▶ [TASK TO COMPLETE] Select every line holding the word "Данные" and copy it.

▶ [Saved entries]

◆ ◆ ◆ ◆

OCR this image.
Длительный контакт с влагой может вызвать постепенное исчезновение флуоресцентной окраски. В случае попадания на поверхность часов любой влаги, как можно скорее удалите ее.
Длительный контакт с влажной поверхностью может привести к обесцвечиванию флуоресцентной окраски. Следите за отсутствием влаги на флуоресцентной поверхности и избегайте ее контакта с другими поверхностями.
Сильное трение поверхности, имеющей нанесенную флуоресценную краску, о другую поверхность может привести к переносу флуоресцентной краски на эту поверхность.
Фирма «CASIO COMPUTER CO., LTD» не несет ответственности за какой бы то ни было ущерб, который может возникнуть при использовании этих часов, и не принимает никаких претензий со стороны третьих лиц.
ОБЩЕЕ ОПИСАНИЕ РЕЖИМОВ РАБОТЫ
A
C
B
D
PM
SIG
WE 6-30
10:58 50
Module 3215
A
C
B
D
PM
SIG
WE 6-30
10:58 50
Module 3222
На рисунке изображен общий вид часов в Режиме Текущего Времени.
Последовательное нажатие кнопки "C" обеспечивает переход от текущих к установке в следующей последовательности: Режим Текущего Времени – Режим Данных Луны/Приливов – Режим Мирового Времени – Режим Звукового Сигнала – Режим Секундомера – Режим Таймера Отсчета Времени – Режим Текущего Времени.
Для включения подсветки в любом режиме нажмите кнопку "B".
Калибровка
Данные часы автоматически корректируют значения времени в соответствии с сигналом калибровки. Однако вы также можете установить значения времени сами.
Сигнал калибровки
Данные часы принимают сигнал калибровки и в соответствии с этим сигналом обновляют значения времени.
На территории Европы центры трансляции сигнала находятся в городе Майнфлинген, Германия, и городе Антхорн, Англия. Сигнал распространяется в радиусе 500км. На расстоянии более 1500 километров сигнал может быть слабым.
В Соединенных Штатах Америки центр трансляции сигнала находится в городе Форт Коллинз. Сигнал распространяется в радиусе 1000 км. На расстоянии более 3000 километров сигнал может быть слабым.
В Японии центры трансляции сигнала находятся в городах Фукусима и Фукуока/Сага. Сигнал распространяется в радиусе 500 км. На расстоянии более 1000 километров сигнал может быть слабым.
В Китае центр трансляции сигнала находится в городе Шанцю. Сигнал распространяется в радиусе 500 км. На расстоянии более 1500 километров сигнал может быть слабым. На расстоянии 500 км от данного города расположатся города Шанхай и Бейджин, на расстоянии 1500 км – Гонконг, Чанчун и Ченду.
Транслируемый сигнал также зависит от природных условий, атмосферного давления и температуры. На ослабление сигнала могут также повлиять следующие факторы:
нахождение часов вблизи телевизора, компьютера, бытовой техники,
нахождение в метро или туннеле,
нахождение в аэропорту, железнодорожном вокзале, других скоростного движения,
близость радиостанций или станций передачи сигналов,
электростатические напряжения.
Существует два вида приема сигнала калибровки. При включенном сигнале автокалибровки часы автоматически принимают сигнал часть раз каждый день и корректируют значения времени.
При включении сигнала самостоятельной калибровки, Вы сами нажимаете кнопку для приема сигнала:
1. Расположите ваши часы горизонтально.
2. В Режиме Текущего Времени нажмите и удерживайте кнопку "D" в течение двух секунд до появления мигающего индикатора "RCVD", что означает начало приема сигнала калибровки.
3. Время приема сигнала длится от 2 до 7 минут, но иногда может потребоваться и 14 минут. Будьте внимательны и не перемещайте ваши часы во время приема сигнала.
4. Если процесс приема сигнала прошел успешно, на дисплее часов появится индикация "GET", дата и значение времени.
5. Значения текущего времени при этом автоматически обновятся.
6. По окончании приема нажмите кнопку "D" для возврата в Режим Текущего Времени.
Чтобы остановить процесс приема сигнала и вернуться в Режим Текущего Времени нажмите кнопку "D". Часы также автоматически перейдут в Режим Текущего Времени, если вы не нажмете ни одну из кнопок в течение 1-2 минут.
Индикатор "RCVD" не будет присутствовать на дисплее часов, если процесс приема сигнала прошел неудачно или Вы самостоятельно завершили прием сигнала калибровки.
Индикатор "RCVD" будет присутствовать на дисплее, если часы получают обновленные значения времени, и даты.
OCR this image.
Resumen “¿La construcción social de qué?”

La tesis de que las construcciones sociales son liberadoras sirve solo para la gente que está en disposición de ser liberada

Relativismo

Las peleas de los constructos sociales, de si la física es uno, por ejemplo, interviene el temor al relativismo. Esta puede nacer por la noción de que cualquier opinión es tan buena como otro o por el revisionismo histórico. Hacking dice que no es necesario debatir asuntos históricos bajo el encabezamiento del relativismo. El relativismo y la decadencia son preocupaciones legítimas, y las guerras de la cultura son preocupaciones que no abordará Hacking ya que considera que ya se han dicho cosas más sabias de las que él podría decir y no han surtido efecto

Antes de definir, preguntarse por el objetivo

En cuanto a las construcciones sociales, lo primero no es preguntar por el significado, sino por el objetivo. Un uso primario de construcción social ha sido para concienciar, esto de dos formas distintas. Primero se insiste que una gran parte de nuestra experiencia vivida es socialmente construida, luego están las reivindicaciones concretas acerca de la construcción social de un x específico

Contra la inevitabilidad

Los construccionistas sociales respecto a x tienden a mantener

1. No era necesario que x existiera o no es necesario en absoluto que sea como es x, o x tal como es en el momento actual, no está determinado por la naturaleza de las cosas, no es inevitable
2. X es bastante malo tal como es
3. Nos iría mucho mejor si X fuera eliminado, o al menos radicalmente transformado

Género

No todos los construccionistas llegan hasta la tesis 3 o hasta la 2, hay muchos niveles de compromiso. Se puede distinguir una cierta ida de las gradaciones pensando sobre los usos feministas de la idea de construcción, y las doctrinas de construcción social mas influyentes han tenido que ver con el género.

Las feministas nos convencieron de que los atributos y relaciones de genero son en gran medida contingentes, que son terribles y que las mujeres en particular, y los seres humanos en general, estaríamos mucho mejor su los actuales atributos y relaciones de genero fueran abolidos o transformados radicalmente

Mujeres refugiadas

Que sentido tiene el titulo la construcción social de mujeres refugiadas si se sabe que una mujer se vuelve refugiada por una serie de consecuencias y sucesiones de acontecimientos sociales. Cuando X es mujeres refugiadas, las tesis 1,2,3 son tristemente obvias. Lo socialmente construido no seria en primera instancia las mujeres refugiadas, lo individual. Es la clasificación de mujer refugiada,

◆ ◆ ◆ ◆

▶ [EXERCISE RESPONSE]
Данные часы автоматически корректируют значения времени в соответствии с сигналом калибровки. Однако вы также можете установить значения времени сами.
Данные часы принимают сигнал калибровки и в соответствии с этим сигналом обновляют значения времени.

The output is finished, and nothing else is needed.